### EXTRACTED MATERIAL

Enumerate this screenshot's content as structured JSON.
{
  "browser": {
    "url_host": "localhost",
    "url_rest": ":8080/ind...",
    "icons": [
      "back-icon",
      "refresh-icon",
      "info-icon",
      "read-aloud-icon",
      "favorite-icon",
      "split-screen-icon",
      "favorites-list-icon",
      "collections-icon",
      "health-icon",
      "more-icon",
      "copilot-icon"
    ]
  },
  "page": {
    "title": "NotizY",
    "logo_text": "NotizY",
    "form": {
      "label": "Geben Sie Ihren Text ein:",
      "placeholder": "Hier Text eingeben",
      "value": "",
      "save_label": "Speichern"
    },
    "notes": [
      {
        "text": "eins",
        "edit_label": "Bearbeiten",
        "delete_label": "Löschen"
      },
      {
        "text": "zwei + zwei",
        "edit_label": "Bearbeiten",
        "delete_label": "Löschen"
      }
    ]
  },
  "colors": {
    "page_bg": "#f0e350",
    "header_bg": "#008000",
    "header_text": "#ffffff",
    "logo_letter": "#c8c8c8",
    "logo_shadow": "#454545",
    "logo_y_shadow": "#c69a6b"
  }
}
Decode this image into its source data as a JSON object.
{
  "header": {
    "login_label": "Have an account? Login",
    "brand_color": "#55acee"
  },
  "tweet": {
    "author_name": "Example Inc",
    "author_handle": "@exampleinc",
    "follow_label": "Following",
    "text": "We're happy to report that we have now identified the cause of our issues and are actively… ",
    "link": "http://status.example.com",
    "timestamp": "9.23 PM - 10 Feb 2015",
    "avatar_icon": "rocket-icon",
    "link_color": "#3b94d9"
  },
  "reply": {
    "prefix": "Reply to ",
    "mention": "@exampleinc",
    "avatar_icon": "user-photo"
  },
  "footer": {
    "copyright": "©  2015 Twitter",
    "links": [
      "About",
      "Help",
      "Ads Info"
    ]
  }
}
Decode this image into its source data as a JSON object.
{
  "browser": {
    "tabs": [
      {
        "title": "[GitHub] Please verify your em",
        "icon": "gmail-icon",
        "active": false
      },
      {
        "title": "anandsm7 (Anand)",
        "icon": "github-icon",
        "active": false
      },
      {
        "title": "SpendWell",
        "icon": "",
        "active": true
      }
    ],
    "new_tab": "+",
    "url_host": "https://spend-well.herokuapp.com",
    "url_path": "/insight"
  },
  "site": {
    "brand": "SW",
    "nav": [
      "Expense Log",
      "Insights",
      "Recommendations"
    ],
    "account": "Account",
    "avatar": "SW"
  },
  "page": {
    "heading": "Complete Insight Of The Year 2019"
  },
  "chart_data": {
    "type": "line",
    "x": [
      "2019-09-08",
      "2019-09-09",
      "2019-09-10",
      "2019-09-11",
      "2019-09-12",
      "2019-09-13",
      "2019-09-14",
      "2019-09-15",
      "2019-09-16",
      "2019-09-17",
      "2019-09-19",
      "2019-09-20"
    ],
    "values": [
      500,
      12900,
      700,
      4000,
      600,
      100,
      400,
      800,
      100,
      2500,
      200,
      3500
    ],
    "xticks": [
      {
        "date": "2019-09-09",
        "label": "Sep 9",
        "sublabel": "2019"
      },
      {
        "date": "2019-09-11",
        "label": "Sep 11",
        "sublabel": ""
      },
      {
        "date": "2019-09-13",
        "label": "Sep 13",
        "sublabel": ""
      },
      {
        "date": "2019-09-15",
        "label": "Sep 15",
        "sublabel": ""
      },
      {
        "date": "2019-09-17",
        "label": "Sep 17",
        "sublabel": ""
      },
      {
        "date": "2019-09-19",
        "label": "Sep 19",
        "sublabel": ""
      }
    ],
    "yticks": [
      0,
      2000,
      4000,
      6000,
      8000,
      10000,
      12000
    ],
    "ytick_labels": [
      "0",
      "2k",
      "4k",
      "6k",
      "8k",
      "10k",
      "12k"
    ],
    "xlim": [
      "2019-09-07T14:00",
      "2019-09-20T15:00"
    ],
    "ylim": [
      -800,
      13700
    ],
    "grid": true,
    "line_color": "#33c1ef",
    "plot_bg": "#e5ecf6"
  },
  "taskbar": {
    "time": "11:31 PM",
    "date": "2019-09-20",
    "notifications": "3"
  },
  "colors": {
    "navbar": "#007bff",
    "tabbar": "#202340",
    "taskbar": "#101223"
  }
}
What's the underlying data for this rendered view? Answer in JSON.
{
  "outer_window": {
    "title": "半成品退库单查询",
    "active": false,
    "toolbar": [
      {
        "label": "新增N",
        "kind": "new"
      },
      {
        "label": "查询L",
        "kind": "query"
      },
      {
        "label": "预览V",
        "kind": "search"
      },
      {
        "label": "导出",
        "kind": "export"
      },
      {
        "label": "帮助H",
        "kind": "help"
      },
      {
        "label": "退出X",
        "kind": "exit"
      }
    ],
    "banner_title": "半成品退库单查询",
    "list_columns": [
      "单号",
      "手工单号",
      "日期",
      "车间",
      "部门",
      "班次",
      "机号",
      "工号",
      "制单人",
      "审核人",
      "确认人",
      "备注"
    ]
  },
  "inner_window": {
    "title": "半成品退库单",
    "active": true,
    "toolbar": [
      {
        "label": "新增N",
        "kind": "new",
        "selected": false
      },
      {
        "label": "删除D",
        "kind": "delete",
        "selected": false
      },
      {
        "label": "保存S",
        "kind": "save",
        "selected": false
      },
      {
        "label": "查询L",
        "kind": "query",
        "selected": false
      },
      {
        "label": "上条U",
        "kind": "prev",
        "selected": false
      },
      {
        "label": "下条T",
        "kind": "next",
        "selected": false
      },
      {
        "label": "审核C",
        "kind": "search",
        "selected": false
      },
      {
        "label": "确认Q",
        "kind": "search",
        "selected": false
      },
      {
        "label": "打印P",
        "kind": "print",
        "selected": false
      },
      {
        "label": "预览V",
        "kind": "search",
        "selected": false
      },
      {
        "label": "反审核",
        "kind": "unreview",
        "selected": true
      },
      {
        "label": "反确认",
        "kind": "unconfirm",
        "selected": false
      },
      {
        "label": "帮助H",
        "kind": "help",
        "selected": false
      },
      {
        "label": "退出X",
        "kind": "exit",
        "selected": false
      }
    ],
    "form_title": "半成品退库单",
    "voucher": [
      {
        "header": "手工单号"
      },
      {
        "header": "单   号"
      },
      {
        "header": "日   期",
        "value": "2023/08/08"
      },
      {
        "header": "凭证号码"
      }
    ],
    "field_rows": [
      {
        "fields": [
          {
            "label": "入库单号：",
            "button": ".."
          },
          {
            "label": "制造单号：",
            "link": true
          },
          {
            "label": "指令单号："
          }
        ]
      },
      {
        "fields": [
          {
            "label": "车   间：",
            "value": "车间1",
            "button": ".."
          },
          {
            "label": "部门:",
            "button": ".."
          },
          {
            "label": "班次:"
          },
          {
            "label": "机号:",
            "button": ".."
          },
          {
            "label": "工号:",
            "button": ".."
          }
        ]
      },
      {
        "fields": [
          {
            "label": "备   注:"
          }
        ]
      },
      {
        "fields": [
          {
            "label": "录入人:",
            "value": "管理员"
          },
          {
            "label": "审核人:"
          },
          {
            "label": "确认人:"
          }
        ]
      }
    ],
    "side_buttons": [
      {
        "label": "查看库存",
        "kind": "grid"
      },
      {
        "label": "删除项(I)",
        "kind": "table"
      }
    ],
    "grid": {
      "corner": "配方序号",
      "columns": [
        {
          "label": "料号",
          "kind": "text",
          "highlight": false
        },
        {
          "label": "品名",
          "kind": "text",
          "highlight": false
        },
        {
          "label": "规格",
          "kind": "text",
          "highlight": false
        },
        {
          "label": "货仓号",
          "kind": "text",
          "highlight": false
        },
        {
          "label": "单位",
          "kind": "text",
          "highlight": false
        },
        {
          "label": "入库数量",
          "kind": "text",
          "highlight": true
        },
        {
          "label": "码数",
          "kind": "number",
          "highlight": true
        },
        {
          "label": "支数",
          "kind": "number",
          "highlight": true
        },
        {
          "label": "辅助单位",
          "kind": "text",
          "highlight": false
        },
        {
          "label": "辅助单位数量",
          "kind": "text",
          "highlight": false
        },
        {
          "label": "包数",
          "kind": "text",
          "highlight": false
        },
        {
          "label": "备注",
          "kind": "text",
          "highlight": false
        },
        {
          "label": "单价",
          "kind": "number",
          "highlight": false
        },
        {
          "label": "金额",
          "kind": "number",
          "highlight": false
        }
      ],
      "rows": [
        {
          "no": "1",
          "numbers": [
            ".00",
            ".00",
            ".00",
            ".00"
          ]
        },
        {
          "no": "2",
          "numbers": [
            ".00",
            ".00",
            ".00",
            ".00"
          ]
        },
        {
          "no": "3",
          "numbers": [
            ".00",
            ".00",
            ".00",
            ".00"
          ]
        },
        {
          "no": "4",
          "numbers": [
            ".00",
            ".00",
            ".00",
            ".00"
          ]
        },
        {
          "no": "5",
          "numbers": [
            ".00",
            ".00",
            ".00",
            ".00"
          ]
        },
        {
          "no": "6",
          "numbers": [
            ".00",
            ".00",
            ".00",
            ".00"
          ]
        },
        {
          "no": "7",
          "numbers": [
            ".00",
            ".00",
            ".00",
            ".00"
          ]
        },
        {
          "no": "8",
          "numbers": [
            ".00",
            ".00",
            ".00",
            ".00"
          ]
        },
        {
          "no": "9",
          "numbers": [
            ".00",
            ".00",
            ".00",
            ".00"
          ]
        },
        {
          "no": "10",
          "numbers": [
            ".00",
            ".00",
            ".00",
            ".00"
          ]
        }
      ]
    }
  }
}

######

SET TASK: Find the lines above that include the string "JSON" and copy them.

EXPECTED OUTPUT:
Enumerate this screenshot's content as structured JSON.
Decode this image into its source data as a JSON object.
Decode this image into its source data as a JSON object.
What's the underlying data for this rendered view? Answer in JSON.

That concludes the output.